**SUPPLIED ENTRIES**
▼▼▼
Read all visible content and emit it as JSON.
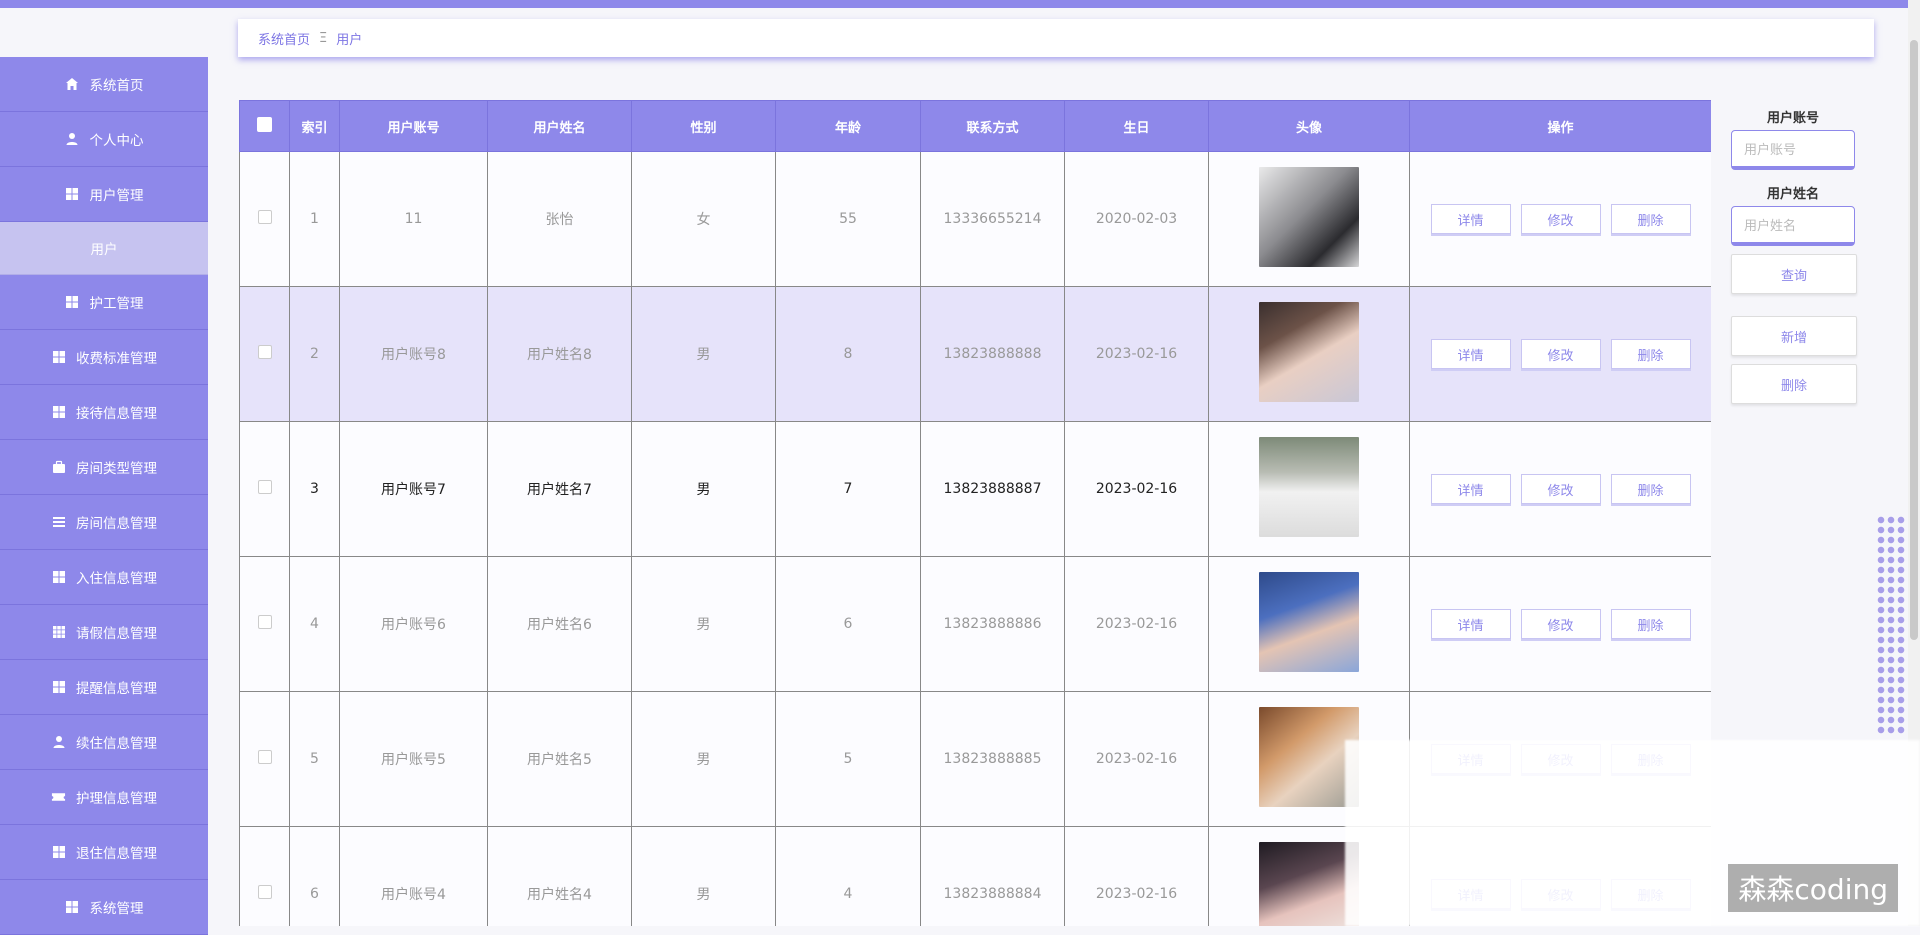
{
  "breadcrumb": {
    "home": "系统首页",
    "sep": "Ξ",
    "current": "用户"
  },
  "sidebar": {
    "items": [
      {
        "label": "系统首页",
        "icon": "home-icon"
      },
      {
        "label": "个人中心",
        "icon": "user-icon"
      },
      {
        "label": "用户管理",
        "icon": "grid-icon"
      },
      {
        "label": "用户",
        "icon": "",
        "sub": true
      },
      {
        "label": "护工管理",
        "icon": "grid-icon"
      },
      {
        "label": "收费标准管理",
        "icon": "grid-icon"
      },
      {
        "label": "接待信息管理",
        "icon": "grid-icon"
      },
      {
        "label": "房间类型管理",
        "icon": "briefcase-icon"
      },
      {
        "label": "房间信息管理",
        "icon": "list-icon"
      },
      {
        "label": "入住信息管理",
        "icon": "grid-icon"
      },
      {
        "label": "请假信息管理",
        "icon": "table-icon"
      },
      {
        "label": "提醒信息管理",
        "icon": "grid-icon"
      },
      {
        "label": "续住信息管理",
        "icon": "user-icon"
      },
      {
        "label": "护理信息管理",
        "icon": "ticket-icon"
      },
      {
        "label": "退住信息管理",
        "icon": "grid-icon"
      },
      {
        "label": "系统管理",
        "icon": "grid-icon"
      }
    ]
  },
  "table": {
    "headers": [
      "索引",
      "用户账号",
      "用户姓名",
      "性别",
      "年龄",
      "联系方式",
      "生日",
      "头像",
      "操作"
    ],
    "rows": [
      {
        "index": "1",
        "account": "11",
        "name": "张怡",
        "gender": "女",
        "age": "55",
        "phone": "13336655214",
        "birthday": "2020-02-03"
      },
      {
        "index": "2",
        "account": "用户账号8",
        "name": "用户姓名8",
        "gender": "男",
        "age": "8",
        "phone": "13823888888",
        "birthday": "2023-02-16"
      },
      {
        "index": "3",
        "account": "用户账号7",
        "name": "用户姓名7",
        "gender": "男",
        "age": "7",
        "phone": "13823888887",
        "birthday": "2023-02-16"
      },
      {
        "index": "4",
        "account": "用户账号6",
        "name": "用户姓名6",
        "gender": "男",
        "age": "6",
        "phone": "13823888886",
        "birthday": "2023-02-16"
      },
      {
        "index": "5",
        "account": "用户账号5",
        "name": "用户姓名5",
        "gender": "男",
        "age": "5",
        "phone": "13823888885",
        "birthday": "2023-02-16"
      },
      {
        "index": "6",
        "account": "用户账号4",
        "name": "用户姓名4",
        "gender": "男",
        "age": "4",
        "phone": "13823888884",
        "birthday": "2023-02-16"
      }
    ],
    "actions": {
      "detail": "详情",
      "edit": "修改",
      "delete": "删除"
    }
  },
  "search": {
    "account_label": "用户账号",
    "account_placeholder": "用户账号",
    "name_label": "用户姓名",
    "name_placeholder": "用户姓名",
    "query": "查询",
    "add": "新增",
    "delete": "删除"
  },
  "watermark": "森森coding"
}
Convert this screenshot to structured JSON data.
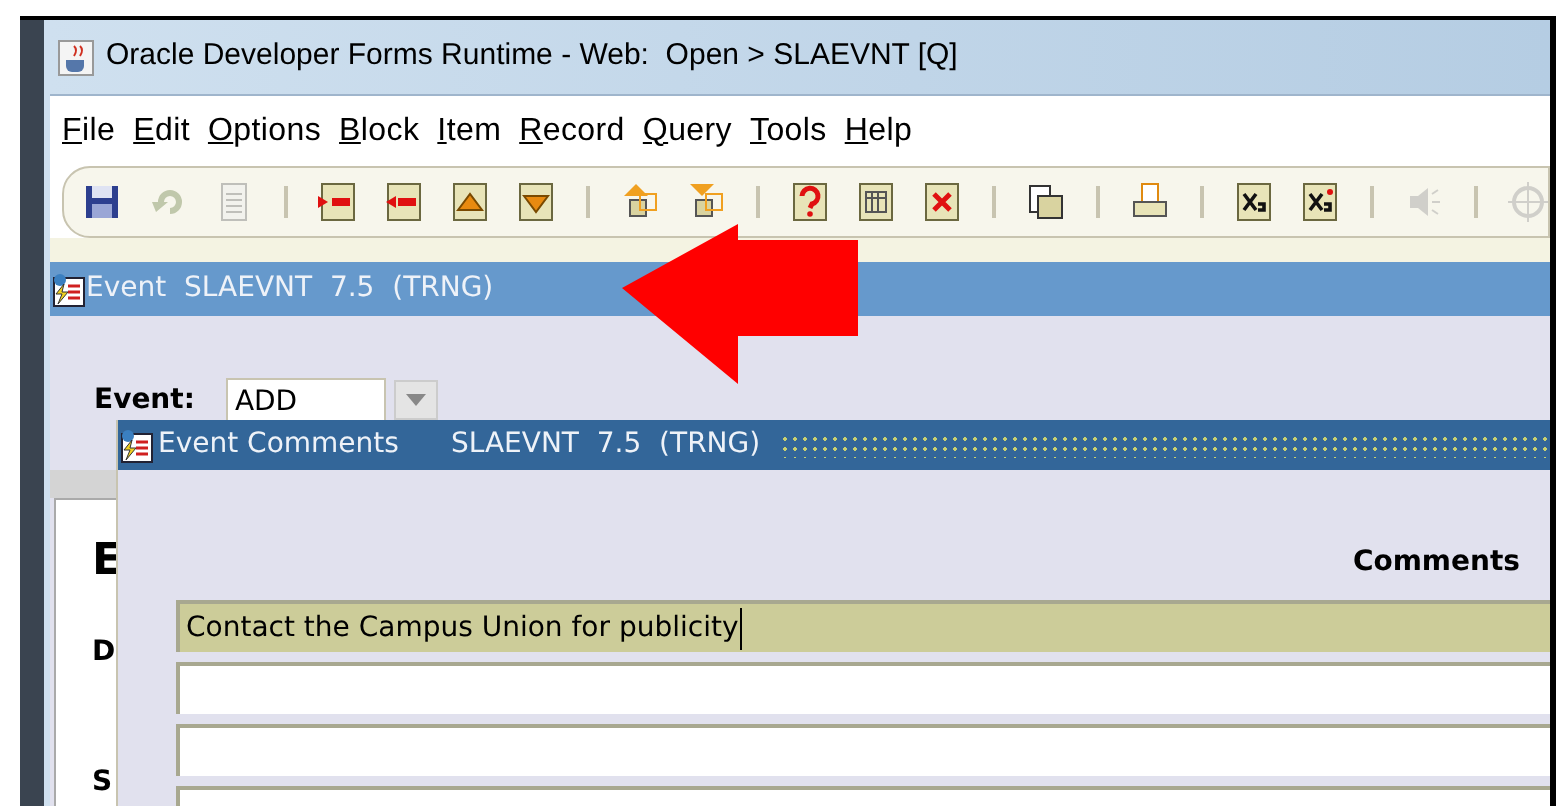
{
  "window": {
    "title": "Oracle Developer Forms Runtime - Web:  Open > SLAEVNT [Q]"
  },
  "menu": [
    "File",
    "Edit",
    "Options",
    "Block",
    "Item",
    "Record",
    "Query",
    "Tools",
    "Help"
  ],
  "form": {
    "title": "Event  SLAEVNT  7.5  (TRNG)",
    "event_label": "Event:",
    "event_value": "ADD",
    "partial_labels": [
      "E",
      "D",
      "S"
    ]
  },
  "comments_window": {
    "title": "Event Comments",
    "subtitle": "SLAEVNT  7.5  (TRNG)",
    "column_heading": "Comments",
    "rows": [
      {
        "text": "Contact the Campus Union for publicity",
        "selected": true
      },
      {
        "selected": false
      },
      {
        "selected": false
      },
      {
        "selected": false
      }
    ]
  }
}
▲▲▲
**OBJECTIVE**
Transcribe the whole listing exactly. Pictures stay out of your copy.

**EXERCISE SOLUTION**
Read all visible content and emit it as JSON.
{
  "breadcrumb": {
    "home": "系统首页",
    "sep": "Ξ",
    "current": "用户"
  },
  "sidebar": {
    "items": [
      {
        "label": "系统首页",
        "icon": "home-icon"
      },
      {
        "label": "个人中心",
        "icon": "user-icon"
      },
      {
        "label": "用户管理",
        "icon": "grid-icon"
      },
      {
        "label": "用户",
        "icon": "",
        "sub": true
      },
      {
        "label": "护工管理",
        "icon": "grid-icon"
      },
      {
        "label": "收费标准管理",
        "icon": "grid-icon"
      },
      {
        "label": "接待信息管理",
        "icon": "grid-icon"
      },
      {
        "label": "房间类型管理",
        "icon": "briefcase-icon"
      },
      {
        "label": "房间信息管理",
        "icon": "list-icon"
      },
      {
        "label": "入住信息管理",
        "icon": "grid-icon"
      },
      {
        "label": "请假信息管理",
        "icon": "table-icon"
      },
      {
        "label": "提醒信息管理",
        "icon": "grid-icon"
      },
      {
        "label": "续住信息管理",
        "icon": "user-icon"
      },
      {
        "label": "护理信息管理",
        "icon": "ticket-icon"
      },
      {
        "label": "退住信息管理",
        "icon": "grid-icon"
      },
      {
        "label": "系统管理",
        "icon": "grid-icon"
      }
    ]
  },
  "table": {
    "headers": [
      "索引",
      "用户账号",
      "用户姓名",
      "性别",
      "年龄",
      "联系方式",
      "生日",
      "头像",
      "操作"
    ],
    "rows": [
      {
        "index": "1",
        "account": "11",
        "name": "张怡",
        "gender": "女",
        "age": "55",
        "phone": "13336655214",
        "birthday": "2020-02-03"
      },
      {
        "index": "2",
        "account": "用户账号8",
        "name": "用户姓名8",
        "gender": "男",
        "age": "8",
        "phone": "13823888888",
        "birthday": "2023-02-16"
      },
      {
        "index": "3",
        "account": "用户账号7",
        "name": "用户姓名7",
        "gender": "男",
        "age": "7",
        "phone": "13823888887",
        "birthday": "2023-02-16"
      },
      {
        "index": "4",
        "account": "用户账号6",
        "name": "用户姓名6",
        "gender": "男",
        "age": "6",
        "phone": "13823888886",
        "birthday": "2023-02-16"
      },
      {
        "index": "5",
        "account": "用户账号5",
        "name": "用户姓名5",
        "gender": "男",
        "age": "5",
        "phone": "13823888885",
        "birthday": "2023-02-16"
      },
      {
        "index": "6",
        "account": "用户账号4",
        "name": "用户姓名4",
        "gender": "男",
        "age": "4",
        "phone": "13823888884",
        "birthday": "2023-02-16"
      }
    ],
    "actions": {
      "detail": "详情",
      "edit": "修改",
      "delete": "删除"
    }
  },
  "search": {
    "account_label": "用户账号",
    "account_placeholder": "用户账号",
    "name_label": "用户姓名",
    "name_placeholder": "用户姓名",
    "query": "查询",
    "add": "新增",
    "delete": "删除"
  },
  "watermark": "森森coding"
}
Convert this screenshot to structured JSON data.
{
  "window": {
    "title": "Oracle Developer Forms Runtime - Web:  Open > SLAEVNT [Q]"
  },
  "menu": [
    "File",
    "Edit",
    "Options",
    "Block",
    "Item",
    "Record",
    "Query",
    "Tools",
    "Help"
  ],
  "form": {
    "title": "Event  SLAEVNT  7.5  (TRNG)",
    "event_label": "Event:",
    "event_value": "ADD",
    "partial_labels": [
      "E",
      "D",
      "S"
    ]
  },
  "comments_window": {
    "title": "Event Comments",
    "subtitle": "SLAEVNT  7.5  (TRNG)",
    "column_heading": "Comments",
    "rows": [
      {
        "text": "Contact the Campus Union for publicity",
        "selected": true
      },
      {
        "selected": false
      },
      {
        "selected": false
      },
      {
        "selected": false
      }
    ]
  }
}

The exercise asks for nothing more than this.